● **INPUT**:
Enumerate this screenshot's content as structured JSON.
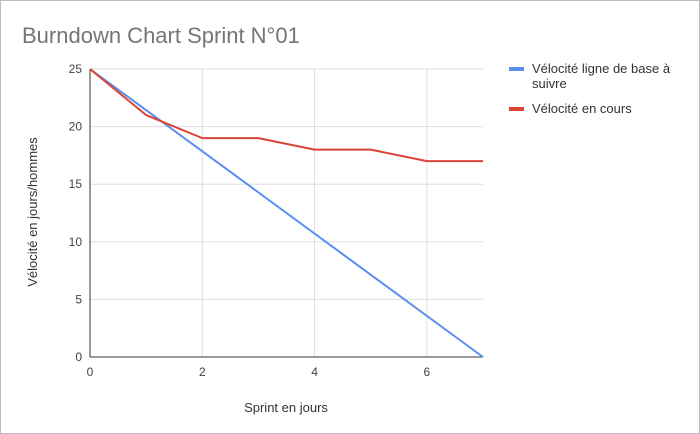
{
  "chart_data": {
    "type": "line",
    "title": "Burndown Chart Sprint N°01",
    "xlabel": "Sprint en jours",
    "ylabel": "Vélocité en jours/hommes",
    "xlim": [
      0,
      7
    ],
    "ylim": [
      0,
      25
    ],
    "x_ticks": [
      0,
      2,
      4,
      6
    ],
    "y_ticks": [
      0,
      5,
      10,
      15,
      20,
      25
    ],
    "grid": true,
    "legend_position": "right",
    "series": [
      {
        "name": "Vélocité ligne de base à suivre",
        "legend_lines": [
          "Vélocité ligne de base à",
          "suivre"
        ],
        "color": "#5a8ef0",
        "x": [
          0,
          7
        ],
        "y": [
          25,
          0
        ]
      },
      {
        "name": "Vélocité en cours",
        "legend_lines": [
          "Vélocité en cours"
        ],
        "color": "#db4437",
        "x": [
          0,
          1,
          2,
          3,
          4,
          5,
          6,
          7
        ],
        "y": [
          25,
          21,
          19,
          19,
          18,
          18,
          17,
          17
        ]
      }
    ]
  }
}
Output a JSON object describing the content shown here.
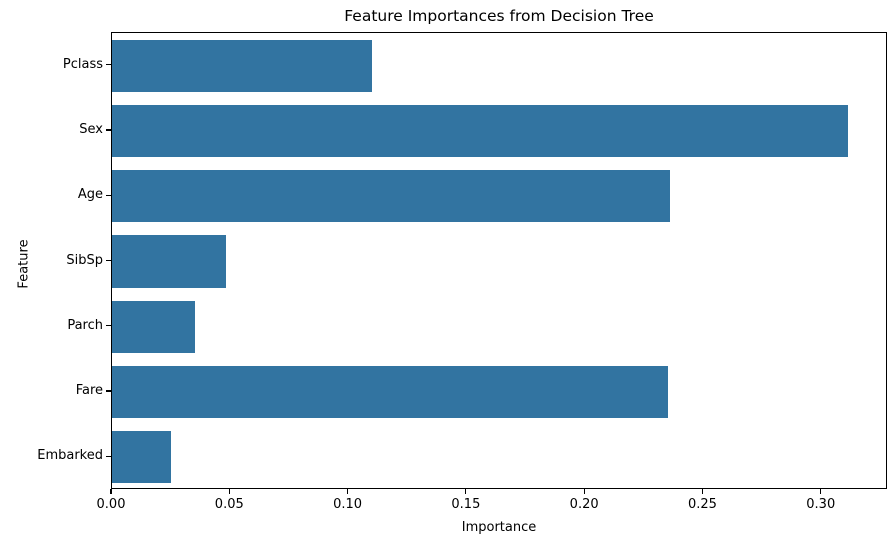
{
  "chart_data": {
    "type": "bar",
    "orientation": "horizontal",
    "title": "Feature Importances from Decision Tree",
    "xlabel": "Importance",
    "ylabel": "Feature",
    "categories": [
      "Pclass",
      "Sex",
      "Age",
      "SibSp",
      "Parch",
      "Fare",
      "Embarked"
    ],
    "values": [
      0.11,
      0.311,
      0.236,
      0.048,
      0.035,
      0.235,
      0.025
    ],
    "xlim": [
      0,
      0.328
    ],
    "xticks": [
      0.0,
      0.05,
      0.1,
      0.15,
      0.2,
      0.25,
      0.3
    ],
    "xtick_labels": [
      "0.00",
      "0.05",
      "0.10",
      "0.15",
      "0.20",
      "0.25",
      "0.30"
    ],
    "bar_color": "#3274a1",
    "spine_color": "#000000",
    "text_color": "#000000",
    "grid": false,
    "legend": null,
    "bar_rel_height": 0.8
  }
}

● **WORK TO COMPLETE**: Look through the entries and find each line that has the string "name". Copy those lines.

● **WRITTEN SOLUTION**:
        "name": "Vélocité ligne de base à suivre",
        "name": "Vélocité en cours",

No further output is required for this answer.